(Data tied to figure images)
════════════════════
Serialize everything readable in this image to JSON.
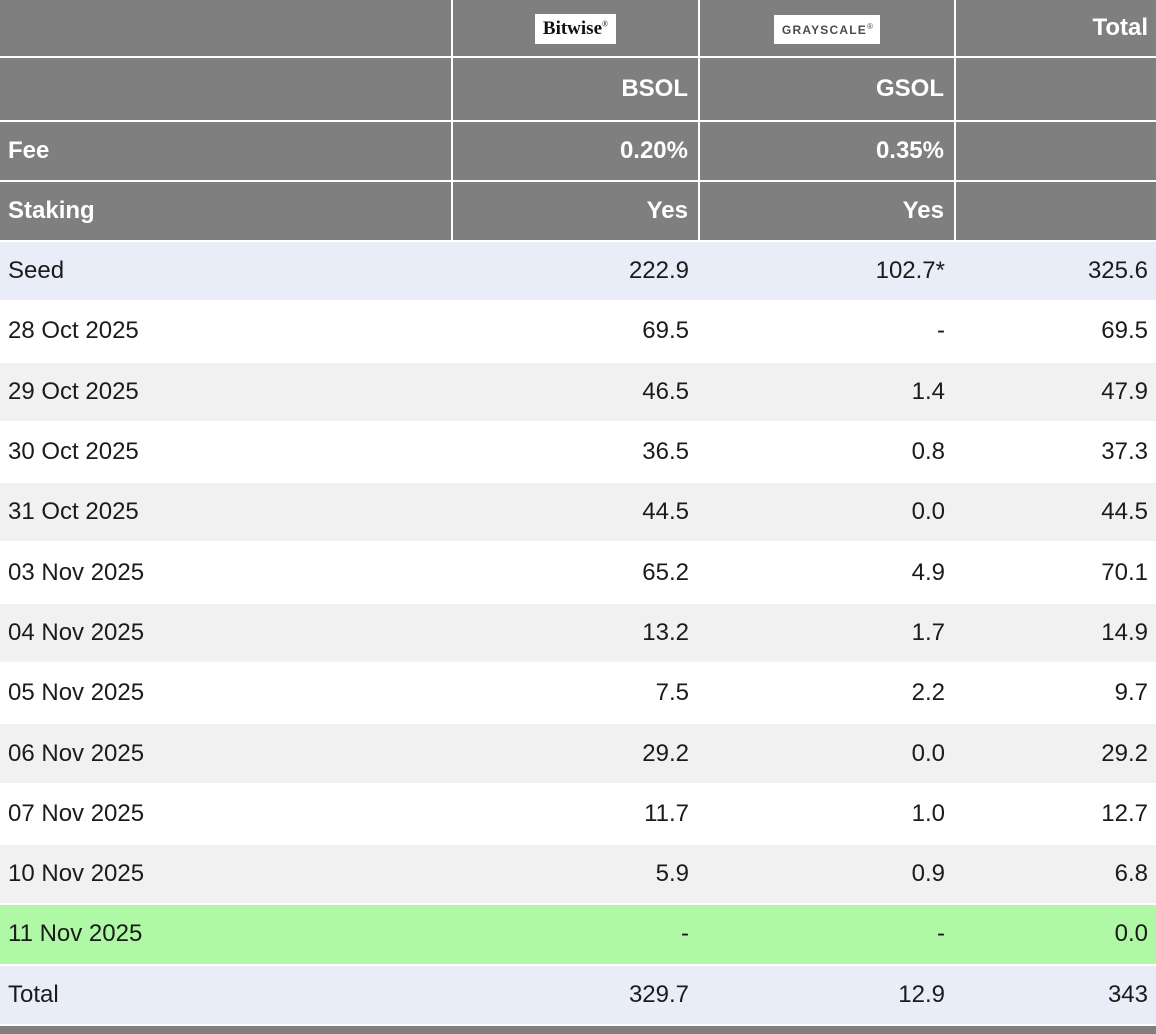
{
  "colors": {
    "header_bg": "#7F7F7F",
    "grid_line": "#FFFFFF",
    "row_white": "#FFFFFF",
    "row_gray": "#F1F1F1",
    "row_blue": "#E8EDF8",
    "row_green": "#AFF8A5",
    "header_text": "#FFFFFF",
    "body_text": "#1B1B1B"
  },
  "header": {
    "bitwise": {
      "text": "Bitwise",
      "mark": "®"
    },
    "grayscale": {
      "text": "GRAYSCALE",
      "mark": "®"
    },
    "total_label": "Total",
    "tickers": [
      "BSOL",
      "GSOL"
    ],
    "fee_label": "Fee",
    "fees": [
      "0.20%",
      "0.35%"
    ],
    "staking_label": "Staking",
    "staking": [
      "Yes",
      "Yes"
    ]
  },
  "rows": [
    {
      "label": "Seed",
      "bsol": "222.9",
      "gsol": "102.7*",
      "total": "325.6",
      "style": "blue"
    },
    {
      "label": "28 Oct 2025",
      "bsol": "69.5",
      "gsol": "-",
      "total": "69.5",
      "style": "white"
    },
    {
      "label": "29 Oct 2025",
      "bsol": "46.5",
      "gsol": "1.4",
      "total": "47.9",
      "style": "gray"
    },
    {
      "label": "30 Oct 2025",
      "bsol": "36.5",
      "gsol": "0.8",
      "total": "37.3",
      "style": "white"
    },
    {
      "label": "31 Oct 2025",
      "bsol": "44.5",
      "gsol": "0.0",
      "total": "44.5",
      "style": "gray"
    },
    {
      "label": "03 Nov 2025",
      "bsol": "65.2",
      "gsol": "4.9",
      "total": "70.1",
      "style": "white"
    },
    {
      "label": "04 Nov 2025",
      "bsol": "13.2",
      "gsol": "1.7",
      "total": "14.9",
      "style": "gray"
    },
    {
      "label": "05 Nov 2025",
      "bsol": "7.5",
      "gsol": "2.2",
      "total": "9.7",
      "style": "white"
    },
    {
      "label": "06 Nov 2025",
      "bsol": "29.2",
      "gsol": "0.0",
      "total": "29.2",
      "style": "gray"
    },
    {
      "label": "07 Nov 2025",
      "bsol": "11.7",
      "gsol": "1.0",
      "total": "12.7",
      "style": "white"
    },
    {
      "label": "10 Nov 2025",
      "bsol": "5.9",
      "gsol": "0.9",
      "total": "6.8",
      "style": "gray"
    },
    {
      "label": "11 Nov 2025",
      "bsol": "-",
      "gsol": "-",
      "total": "0.0",
      "style": "green"
    },
    {
      "label": "Total",
      "bsol": "329.7",
      "gsol": "12.9",
      "total": "343",
      "style": "blue"
    }
  ]
}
════════════════════
Retype all the records shown above, character for character. Omit every picture.

Serialize everything readable in this image to JSON.
{
  "colors": {
    "header_bg": "#7F7F7F",
    "grid_line": "#FFFFFF",
    "row_white": "#FFFFFF",
    "row_gray": "#F1F1F1",
    "row_blue": "#E8EDF8",
    "row_green": "#AFF8A5",
    "header_text": "#FFFFFF",
    "body_text": "#1B1B1B"
  },
  "header": {
    "bitwise": {
      "text": "Bitwise",
      "mark": "®"
    },
    "grayscale": {
      "text": "GRAYSCALE",
      "mark": "®"
    },
    "total_label": "Total",
    "tickers": [
      "BSOL",
      "GSOL"
    ],
    "fee_label": "Fee",
    "fees": [
      "0.20%",
      "0.35%"
    ],
    "staking_label": "Staking",
    "staking": [
      "Yes",
      "Yes"
    ]
  },
  "rows": [
    {
      "label": "Seed",
      "bsol": "222.9",
      "gsol": "102.7*",
      "total": "325.6",
      "style": "blue"
    },
    {
      "label": "28 Oct 2025",
      "bsol": "69.5",
      "gsol": "-",
      "total": "69.5",
      "style": "white"
    },
    {
      "label": "29 Oct 2025",
      "bsol": "46.5",
      "gsol": "1.4",
      "total": "47.9",
      "style": "gray"
    },
    {
      "label": "30 Oct 2025",
      "bsol": "36.5",
      "gsol": "0.8",
      "total": "37.3",
      "style": "white"
    },
    {
      "label": "31 Oct 2025",
      "bsol": "44.5",
      "gsol": "0.0",
      "total": "44.5",
      "style": "gray"
    },
    {
      "label": "03 Nov 2025",
      "bsol": "65.2",
      "gsol": "4.9",
      "total": "70.1",
      "style": "white"
    },
    {
      "label": "04 Nov 2025",
      "bsol": "13.2",
      "gsol": "1.7",
      "total": "14.9",
      "style": "gray"
    },
    {
      "label": "05 Nov 2025",
      "bsol": "7.5",
      "gsol": "2.2",
      "total": "9.7",
      "style": "white"
    },
    {
      "label": "06 Nov 2025",
      "bsol": "29.2",
      "gsol": "0.0",
      "total": "29.2",
      "style": "gray"
    },
    {
      "label": "07 Nov 2025",
      "bsol": "11.7",
      "gsol": "1.0",
      "total": "12.7",
      "style": "white"
    },
    {
      "label": "10 Nov 2025",
      "bsol": "5.9",
      "gsol": "0.9",
      "total": "6.8",
      "style": "gray"
    },
    {
      "label": "11 Nov 2025",
      "bsol": "-",
      "gsol": "-",
      "total": "0.0",
      "style": "green"
    },
    {
      "label": "Total",
      "bsol": "329.7",
      "gsol": "12.9",
      "total": "343",
      "style": "blue"
    }
  ]
}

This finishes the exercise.